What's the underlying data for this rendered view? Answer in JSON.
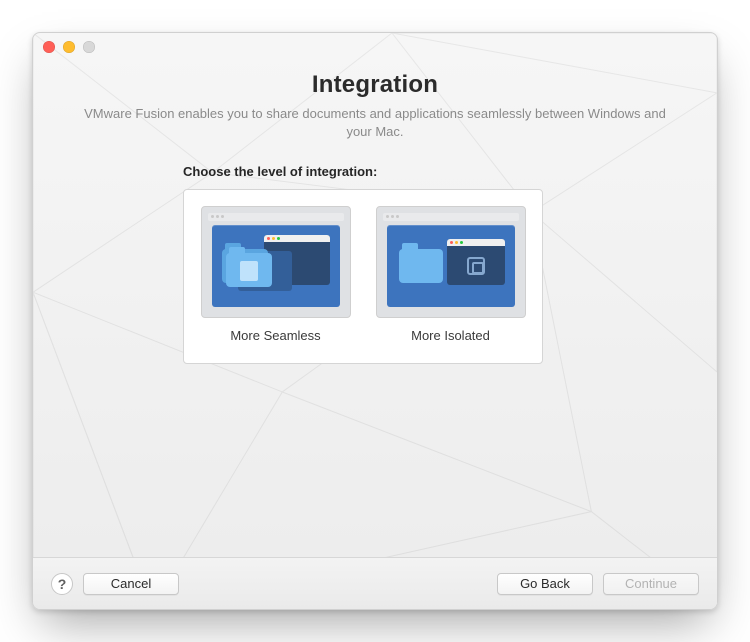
{
  "header": {
    "title": "Integration",
    "subtitle": "VMware Fusion enables you to share documents and applications seamlessly between Windows and your Mac."
  },
  "section": {
    "label": "Choose the level of integration:"
  },
  "options": {
    "seamless": {
      "label": "More Seamless"
    },
    "isolated": {
      "label": "More Isolated"
    }
  },
  "footer": {
    "help": "?",
    "cancel": "Cancel",
    "go_back": "Go Back",
    "continue": "Continue",
    "continue_enabled": false
  }
}
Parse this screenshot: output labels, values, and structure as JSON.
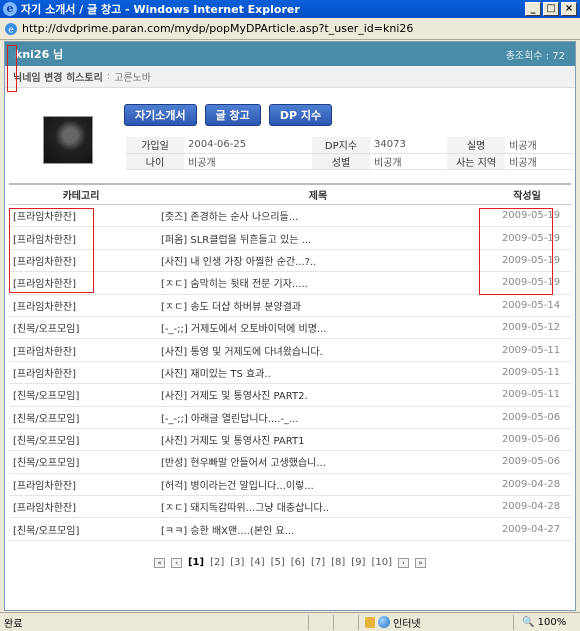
{
  "window": {
    "title": "자기 소개서 / 글 창고 - Windows Internet Explorer",
    "url": "http://dvdprime.paran.com/mydp/popMyDPArticle.asp?t_user_id=kni26"
  },
  "header": {
    "user": "kni26 님",
    "visits": "총조회수 : 72"
  },
  "history": {
    "label": "닉네임 변경 히스토리",
    "separator": ":",
    "value": "고른노바"
  },
  "buttons": {
    "intro": "자기소개서",
    "articles": "글 창고",
    "dp_index": "DP 지수"
  },
  "profile": {
    "join_label": "가입일",
    "join_value": "2004-06-25",
    "dp_label": "DP지수",
    "dp_value": "34073",
    "realname_label": "실명",
    "realname_value": "비공개",
    "age_label": "나이",
    "age_value": "비공개",
    "gender_label": "성별",
    "gender_value": "비공개",
    "region_label": "사는 지역",
    "region_value": "비공개"
  },
  "list": {
    "headers": {
      "category": "카테고리",
      "subject": "제목",
      "date": "작성일"
    },
    "rows": [
      {
        "category": "[프라임차한잔]",
        "subject": "[즛즈] 존경하는 순사 나으리들...",
        "date": "2009-05-19"
      },
      {
        "category": "[프라임차한잔]",
        "subject": "[퍼옴] SLR클럽을 뒤흔들고 있는 ...",
        "date": "2009-05-19"
      },
      {
        "category": "[프라임차한잔]",
        "subject": "[사진] 내 인생 가장 아찔한 순간...?..",
        "date": "2009-05-19"
      },
      {
        "category": "[프라임차한잔]",
        "subject": "[ㅈㄷ] 숨막히는 뒷태 전문 기자.....",
        "date": "2009-05-19"
      },
      {
        "category": "[프라임차한잔]",
        "subject": "[ㅈㄷ] 송도 더샵 하버뷰 분양결과",
        "date": "2009-05-14"
      },
      {
        "category": "[친목/오프모임]",
        "subject": "[-_-;;] 거제도에서 오토바이덕에 비명...",
        "date": "2009-05-12"
      },
      {
        "category": "[프라임차한잔]",
        "subject": "[사진] 통영 및 거제도에 다녀왔습니다.",
        "date": "2009-05-11"
      },
      {
        "category": "[프라임차한잔]",
        "subject": "[사진] 재미있는 TS 효과..",
        "date": "2009-05-11"
      },
      {
        "category": "[친목/오프모임]",
        "subject": "[사진] 거제도 및 통영사진 PART2.",
        "date": "2009-05-11"
      },
      {
        "category": "[친목/오프모임]",
        "subject": "[-_-;;] 아래글 열린답니다....-_...",
        "date": "2009-05-06"
      },
      {
        "category": "[친목/오프모임]",
        "subject": "[사진] 거제도 및 통영사진 PART1",
        "date": "2009-05-06"
      },
      {
        "category": "[친목/오프모임]",
        "subject": "[반성] 현우빠말 안들어서 고생했습니...",
        "date": "2009-05-06"
      },
      {
        "category": "[프라임차한잔]",
        "subject": "[허걱] 병이라는건 말입니다...이렇...",
        "date": "2009-04-28"
      },
      {
        "category": "[프라임차한잔]",
        "subject": "[ㅈㄷ] 돼지독감따위...그냥 대충삽니다..",
        "date": "2009-04-28"
      },
      {
        "category": "[친목/오프모임]",
        "subject": "[ㅋㅋ] 승한 배X맨....(본인 요...",
        "date": "2009-04-27"
      }
    ]
  },
  "pager": {
    "first": "«",
    "prev": "‹",
    "next": "›",
    "last": "»",
    "pages": [
      "[1]",
      "[2]",
      "[3]",
      "[4]",
      "[5]",
      "[6]",
      "[7]",
      "[8]",
      "[9]",
      "[10]"
    ],
    "current": 1
  },
  "status": {
    "text": "완료",
    "zone": "인터넷",
    "zoom": "100%"
  },
  "colors": {
    "header_bar": "#4a8ba7",
    "button": "#2c57b0",
    "highlight": "#d92020"
  }
}
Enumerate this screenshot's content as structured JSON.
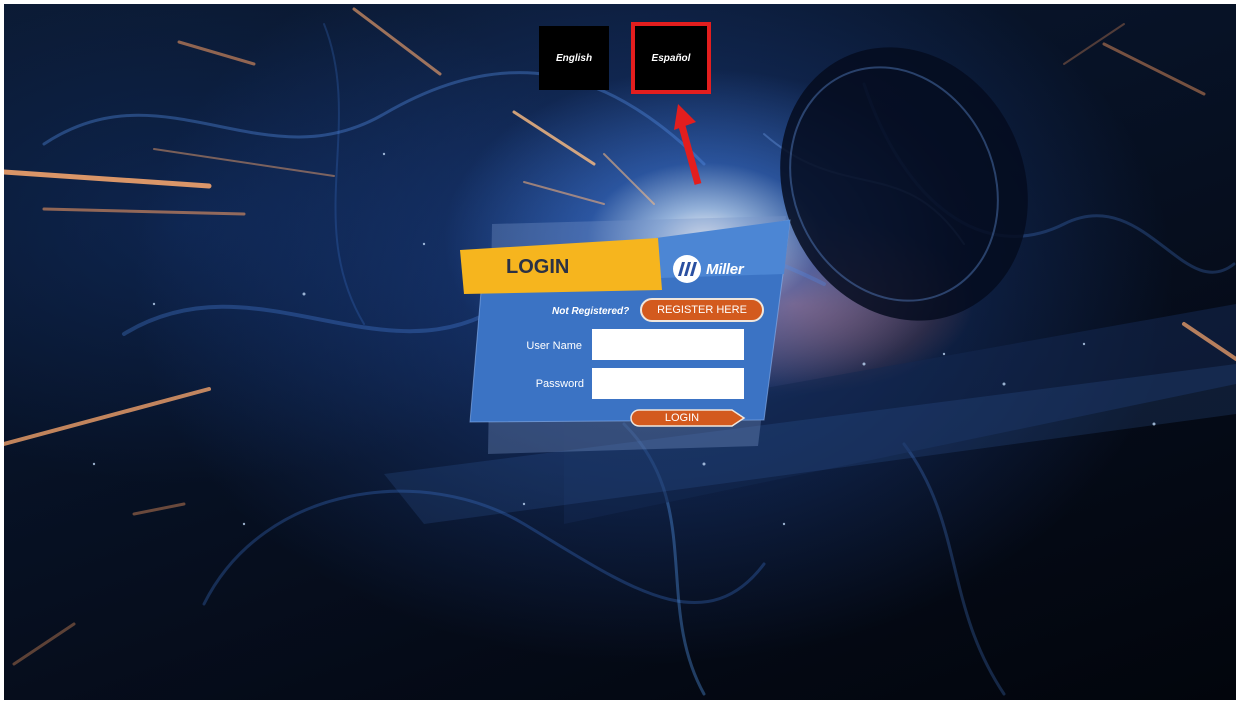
{
  "language_selector": {
    "english_label": "English",
    "spanish_label": "Español"
  },
  "login_panel": {
    "title": "LOGIN",
    "brand": "Miller",
    "not_registered_text": "Not Registered?",
    "register_label": "REGISTER HERE",
    "username_label": "User Name",
    "username_value": "",
    "password_label": "Password",
    "password_value": "",
    "login_label": "LOGIN"
  },
  "colors": {
    "title_banner": "#f6b51e",
    "panel_blue": "#3b73c4",
    "button_orange": "#d35a1e",
    "highlight_red": "#e31e1e"
  },
  "icons": [
    "miller-logo-icon",
    "red-arrow-annotation"
  ]
}
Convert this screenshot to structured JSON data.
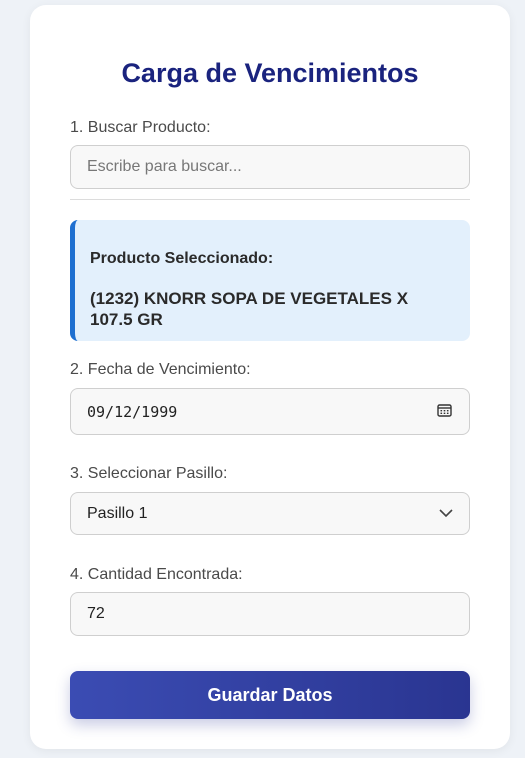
{
  "title": "Carga de Vencimientos",
  "search": {
    "label": "1. Buscar Producto:",
    "placeholder": "Escribe para buscar..."
  },
  "selected": {
    "heading": "Producto Seleccionado:",
    "product": "(1232) KNORR SOPA DE VEGETALES X 107.5 GR"
  },
  "expiry": {
    "label": "2. Fecha de Vencimiento:",
    "value": "09/12/1999"
  },
  "aisle": {
    "label": "3. Seleccionar Pasillo:",
    "value": "Pasillo 1"
  },
  "quantity": {
    "label": "4. Cantidad Encontrada:",
    "value": "72"
  },
  "save_label": "Guardar Datos",
  "colors": {
    "title": "#1a237e",
    "accent": "#1e6fd0",
    "selected_bg": "#e3f0fc",
    "button_start": "#3b4cb3",
    "button_end": "#2a3591"
  }
}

──────────────────────────────

• The task:
Drop the pictures, then reproduce exactly the lines from the one with "Convert this screenshot" through the final line of the listing.

• Final answer:
Convert this screenshot to structured JSON data.
{
  "title": "Carga de Vencimientos",
  "search": {
    "label": "1. Buscar Producto:",
    "placeholder": "Escribe para buscar..."
  },
  "selected": {
    "heading": "Producto Seleccionado:",
    "product": "(1232) KNORR SOPA DE VEGETALES X 107.5 GR"
  },
  "expiry": {
    "label": "2. Fecha de Vencimiento:",
    "value": "09/12/1999"
  },
  "aisle": {
    "label": "3. Seleccionar Pasillo:",
    "value": "Pasillo 1"
  },
  "quantity": {
    "label": "4. Cantidad Encontrada:",
    "value": "72"
  },
  "save_label": "Guardar Datos",
  "colors": {
    "title": "#1a237e",
    "accent": "#1e6fd0",
    "selected_bg": "#e3f0fc",
    "button_start": "#3b4cb3",
    "button_end": "#2a3591"
  }
}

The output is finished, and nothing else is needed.